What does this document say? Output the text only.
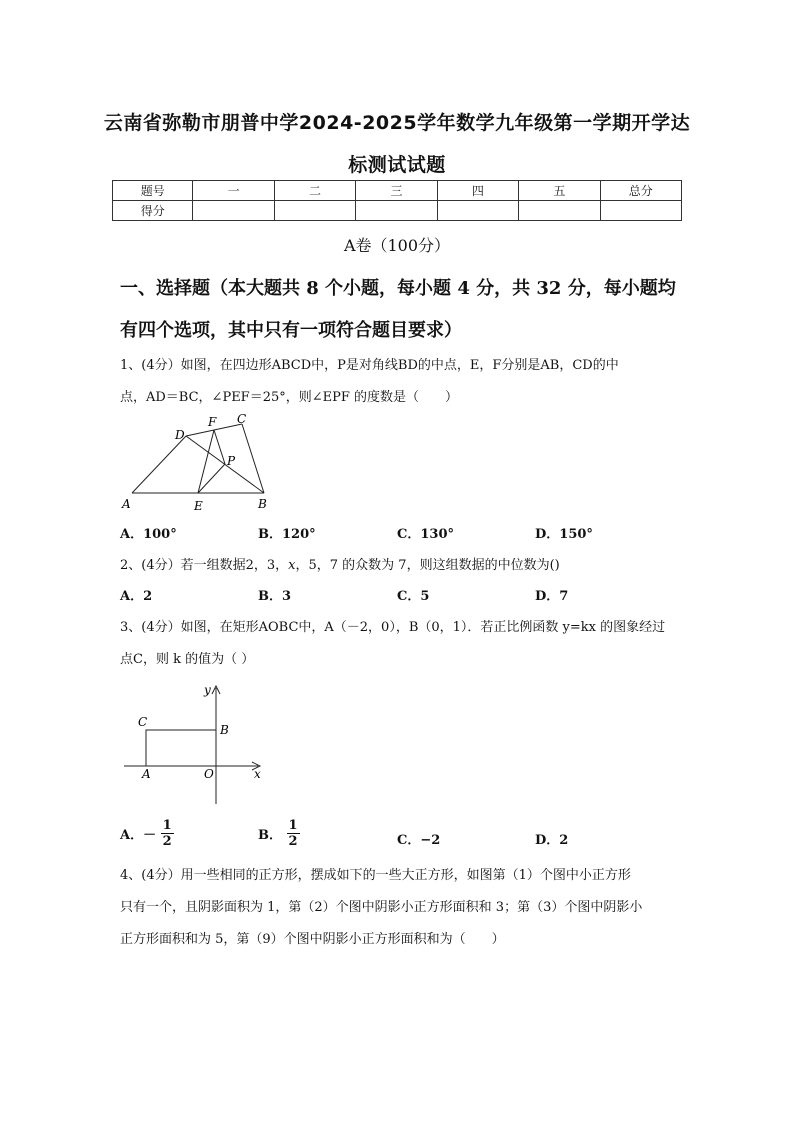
云南省弥勒市朋普中学2024-2025学年数学九年级第一学期开学达
标测试试题
题号	一	二	三	四	五	总分
得分						
A卷（100分）
一、选择题（本大题共 8 个小题，每小题 4 分，共 32 分，每小题均
有四个选项，其中只有一项符合题目要求）
1、(4分）如图，在四边形ABCD中，P是对角线BD的中点，E，F分别是AB，CD的中
点，AD＝BC，∠PEF＝25°，则∠EPF 的度数是（　　）
A	B
C
D
E
F
P
A．100°	B．120°	C．130°	D．150°
2、(4分）若一组数据2，3，x，5，7 的众数为 7，则这组数据的中位数为()
A．2	B．3	C．5	D．7
3、(4分）如图，在矩形AOBC中，A（－2，0），B（0，1）．若正比例函数 y=kx 的图象经过
点C，则 k 的值为（ ）
y
x
C
B
A	O
A．－ $\frac{1}{2}$	B． $\frac{1}{2}$	C．−2	D．2
4、(4分）用一些相同的正方形，摆成如下的一些大正方形，如图第（1）个图中小正方形
只有一个，且阴影面积为 1，第（2）个图中阴影小正方形面积和 3；第（3）个图中阴影小
正方形面积和为 5，第（9）个图中阴影小正方形面积和为（　　）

=-=-=-=-=

### Task to carry out
None of the pictures should appear; repeat the records exactly otherwise.

### Exercise output
What does this document say? Output the text only.
云南省弥勒市朋普中学2024-2025学年数学九年级第一学期开学达
标测试试题
题号	一	二	三	四	五	总分
得分						
A卷（100分）
一、选择题（本大题共 8 个小题，每小题 4 分，共 32 分，每小题均
有四个选项，其中只有一项符合题目要求）
1、(4分）如图，在四边形ABCD中，P是对角线BD的中点，E，F分别是AB，CD的中
点，AD＝BC，∠PEF＝25°，则∠EPF 的度数是（　　）
A	B
C
D
E
F
P
A．100°	B．120°	C．130°	D．150°
2、(4分）若一组数据2，3，x，5，7 的众数为 7，则这组数据的中位数为()
A．2	B．3	C．5	D．7
3、(4分）如图，在矩形AOBC中，A（－2，0），B（0，1）．若正比例函数 y=kx 的图象经过
点C，则 k 的值为（ ）
y
x
C
B
A	O
A．－ $\frac{1}{2}$	B． $\frac{1}{2}$	C．−2	D．2
4、(4分）用一些相同的正方形，摆成如下的一些大正方形，如图第（1）个图中小正方形
只有一个，且阴影面积为 1，第（2）个图中阴影小正方形面积和 3；第（3）个图中阴影小
正方形面积和为 5，第（9）个图中阴影小正方形面积和为（　　）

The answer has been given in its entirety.